- [GOAL OF THE EXERCISE] Could you copy out every one of the lines below, character for character, without changing anything?

- [RECORD EXCERPTS]
* BEGIN *

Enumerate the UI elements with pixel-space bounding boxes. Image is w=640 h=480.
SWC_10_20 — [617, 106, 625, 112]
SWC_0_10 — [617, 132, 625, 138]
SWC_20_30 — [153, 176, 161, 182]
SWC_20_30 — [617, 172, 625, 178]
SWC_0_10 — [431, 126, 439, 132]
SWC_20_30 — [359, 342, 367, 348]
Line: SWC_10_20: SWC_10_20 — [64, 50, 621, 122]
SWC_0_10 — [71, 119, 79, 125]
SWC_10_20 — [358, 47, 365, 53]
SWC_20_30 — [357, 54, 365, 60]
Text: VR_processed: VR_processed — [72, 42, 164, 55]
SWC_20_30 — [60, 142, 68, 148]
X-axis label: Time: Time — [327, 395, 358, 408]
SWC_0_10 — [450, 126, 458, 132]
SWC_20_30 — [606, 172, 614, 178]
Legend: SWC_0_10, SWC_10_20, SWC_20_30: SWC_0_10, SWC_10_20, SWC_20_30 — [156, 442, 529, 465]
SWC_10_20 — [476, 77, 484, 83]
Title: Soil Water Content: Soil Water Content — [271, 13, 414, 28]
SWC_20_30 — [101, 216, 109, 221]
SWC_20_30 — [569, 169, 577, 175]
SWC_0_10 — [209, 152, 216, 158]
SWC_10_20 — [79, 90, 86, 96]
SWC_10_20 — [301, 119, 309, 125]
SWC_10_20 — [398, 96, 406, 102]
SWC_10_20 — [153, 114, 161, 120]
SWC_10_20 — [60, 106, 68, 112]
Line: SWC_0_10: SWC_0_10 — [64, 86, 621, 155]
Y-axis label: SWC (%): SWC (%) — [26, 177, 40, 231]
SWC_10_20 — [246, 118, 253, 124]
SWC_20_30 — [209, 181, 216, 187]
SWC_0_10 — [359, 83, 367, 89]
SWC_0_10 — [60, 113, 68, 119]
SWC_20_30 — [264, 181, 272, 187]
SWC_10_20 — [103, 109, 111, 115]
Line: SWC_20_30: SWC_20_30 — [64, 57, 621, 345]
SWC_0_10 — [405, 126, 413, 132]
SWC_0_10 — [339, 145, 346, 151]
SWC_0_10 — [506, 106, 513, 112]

* END *

- [WRITTEN SOLUTION]
Enumerate the UI elements with pixel-space bounding boxes. Image is w=640 h=480.
SWC_10_20 — [617, 106, 625, 112]
SWC_0_10 — [617, 132, 625, 138]
SWC_20_30 — [153, 176, 161, 182]
SWC_20_30 — [617, 172, 625, 178]
SWC_0_10 — [431, 126, 439, 132]
SWC_20_30 — [359, 342, 367, 348]
Line: SWC_10_20: SWC_10_20 — [64, 50, 621, 122]
SWC_0_10 — [71, 119, 79, 125]
SWC_10_20 — [358, 47, 365, 53]
SWC_20_30 — [357, 54, 365, 60]
Text: VR_processed: VR_processed — [72, 42, 164, 55]
SWC_20_30 — [60, 142, 68, 148]
X-axis label: Time: Time — [327, 395, 358, 408]
SWC_0_10 — [450, 126, 458, 132]
SWC_20_30 — [606, 172, 614, 178]
Legend: SWC_0_10, SWC_10_20, SWC_20_30: SWC_0_10, SWC_10_20, SWC_20_30 — [156, 442, 529, 465]
SWC_10_20 — [476, 77, 484, 83]
Title: Soil Water Content: Soil Water Content — [271, 13, 414, 28]
SWC_20_30 — [101, 216, 109, 221]
SWC_20_30 — [569, 169, 577, 175]
SWC_0_10 — [209, 152, 216, 158]
SWC_10_20 — [79, 90, 86, 96]
SWC_10_20 — [301, 119, 309, 125]
SWC_10_20 — [398, 96, 406, 102]
SWC_10_20 — [153, 114, 161, 120]
SWC_10_20 — [60, 106, 68, 112]
Line: SWC_0_10: SWC_0_10 — [64, 86, 621, 155]
Y-axis label: SWC (%): SWC (%) — [26, 177, 40, 231]
SWC_10_20 — [246, 118, 253, 124]
SWC_20_30 — [209, 181, 216, 187]
SWC_0_10 — [359, 83, 367, 89]
SWC_0_10 — [60, 113, 68, 119]
SWC_20_30 — [264, 181, 272, 187]
SWC_10_20 — [103, 109, 111, 115]
Line: SWC_20_30: SWC_20_30 — [64, 57, 621, 345]
SWC_0_10 — [405, 126, 413, 132]
SWC_0_10 — [339, 145, 346, 151]
SWC_0_10 — [506, 106, 513, 112]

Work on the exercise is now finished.